*Information supplied*.
=======

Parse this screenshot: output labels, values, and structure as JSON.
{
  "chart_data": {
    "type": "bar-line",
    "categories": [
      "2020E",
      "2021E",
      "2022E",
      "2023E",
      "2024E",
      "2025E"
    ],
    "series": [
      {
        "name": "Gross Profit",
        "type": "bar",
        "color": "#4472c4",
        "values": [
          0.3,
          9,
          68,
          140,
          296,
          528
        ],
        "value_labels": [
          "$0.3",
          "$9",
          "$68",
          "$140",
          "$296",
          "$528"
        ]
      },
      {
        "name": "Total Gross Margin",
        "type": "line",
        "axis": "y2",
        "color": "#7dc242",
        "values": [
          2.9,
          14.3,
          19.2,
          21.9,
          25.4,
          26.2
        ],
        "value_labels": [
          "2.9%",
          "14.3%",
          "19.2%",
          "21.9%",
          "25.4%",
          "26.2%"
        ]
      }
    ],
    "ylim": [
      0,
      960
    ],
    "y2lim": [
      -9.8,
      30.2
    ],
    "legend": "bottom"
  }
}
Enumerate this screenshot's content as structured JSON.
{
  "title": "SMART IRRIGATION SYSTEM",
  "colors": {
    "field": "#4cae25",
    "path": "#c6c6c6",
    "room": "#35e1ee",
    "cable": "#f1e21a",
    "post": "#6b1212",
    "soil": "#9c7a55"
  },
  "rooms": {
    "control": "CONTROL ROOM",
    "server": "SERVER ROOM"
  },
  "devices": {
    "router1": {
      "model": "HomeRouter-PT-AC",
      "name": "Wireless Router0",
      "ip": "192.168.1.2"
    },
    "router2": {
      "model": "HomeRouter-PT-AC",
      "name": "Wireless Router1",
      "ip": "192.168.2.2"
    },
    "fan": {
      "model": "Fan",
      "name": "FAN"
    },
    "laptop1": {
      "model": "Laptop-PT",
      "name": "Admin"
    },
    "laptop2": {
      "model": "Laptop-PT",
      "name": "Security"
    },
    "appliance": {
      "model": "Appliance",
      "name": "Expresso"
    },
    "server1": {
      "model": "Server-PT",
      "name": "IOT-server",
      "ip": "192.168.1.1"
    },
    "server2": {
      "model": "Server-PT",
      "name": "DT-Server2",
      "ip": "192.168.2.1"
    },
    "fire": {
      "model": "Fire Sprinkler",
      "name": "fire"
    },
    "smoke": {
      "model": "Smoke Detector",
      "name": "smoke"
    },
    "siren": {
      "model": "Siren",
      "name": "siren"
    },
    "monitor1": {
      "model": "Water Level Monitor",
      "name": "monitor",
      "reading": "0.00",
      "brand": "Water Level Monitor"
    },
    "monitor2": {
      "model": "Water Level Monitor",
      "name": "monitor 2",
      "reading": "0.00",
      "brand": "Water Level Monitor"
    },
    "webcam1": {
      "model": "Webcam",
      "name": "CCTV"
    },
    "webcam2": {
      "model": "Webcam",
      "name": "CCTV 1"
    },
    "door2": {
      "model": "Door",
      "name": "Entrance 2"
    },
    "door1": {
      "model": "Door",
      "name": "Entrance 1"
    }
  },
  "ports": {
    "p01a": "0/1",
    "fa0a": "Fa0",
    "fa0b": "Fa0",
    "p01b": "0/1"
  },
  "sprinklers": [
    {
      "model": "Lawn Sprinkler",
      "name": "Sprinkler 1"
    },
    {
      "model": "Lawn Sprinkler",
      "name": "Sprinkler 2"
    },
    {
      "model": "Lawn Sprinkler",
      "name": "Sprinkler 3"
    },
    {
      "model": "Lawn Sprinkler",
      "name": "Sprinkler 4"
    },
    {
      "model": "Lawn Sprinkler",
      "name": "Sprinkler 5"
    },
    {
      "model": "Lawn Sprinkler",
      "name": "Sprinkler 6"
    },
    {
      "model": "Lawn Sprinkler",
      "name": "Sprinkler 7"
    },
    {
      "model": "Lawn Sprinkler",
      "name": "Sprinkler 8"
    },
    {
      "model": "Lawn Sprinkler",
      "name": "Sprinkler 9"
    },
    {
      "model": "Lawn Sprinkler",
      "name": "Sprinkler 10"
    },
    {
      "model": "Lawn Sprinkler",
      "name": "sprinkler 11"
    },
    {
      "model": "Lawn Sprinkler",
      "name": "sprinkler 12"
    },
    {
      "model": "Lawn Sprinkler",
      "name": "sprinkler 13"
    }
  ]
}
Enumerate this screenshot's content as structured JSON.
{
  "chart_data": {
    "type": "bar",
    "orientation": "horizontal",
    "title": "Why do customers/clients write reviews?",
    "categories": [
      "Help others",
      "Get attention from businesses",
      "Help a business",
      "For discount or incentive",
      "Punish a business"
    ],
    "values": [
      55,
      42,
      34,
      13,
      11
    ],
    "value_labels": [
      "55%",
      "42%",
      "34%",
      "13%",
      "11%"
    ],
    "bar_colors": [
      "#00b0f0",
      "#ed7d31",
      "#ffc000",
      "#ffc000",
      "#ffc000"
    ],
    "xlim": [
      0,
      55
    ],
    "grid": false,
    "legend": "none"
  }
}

=======

*What the task asks*. Copy every line of the records above that contains "type".

*Exercise result*.
    "type": "bar-line",
        "type": "bar",
        "type": "line",
    "type": "bar",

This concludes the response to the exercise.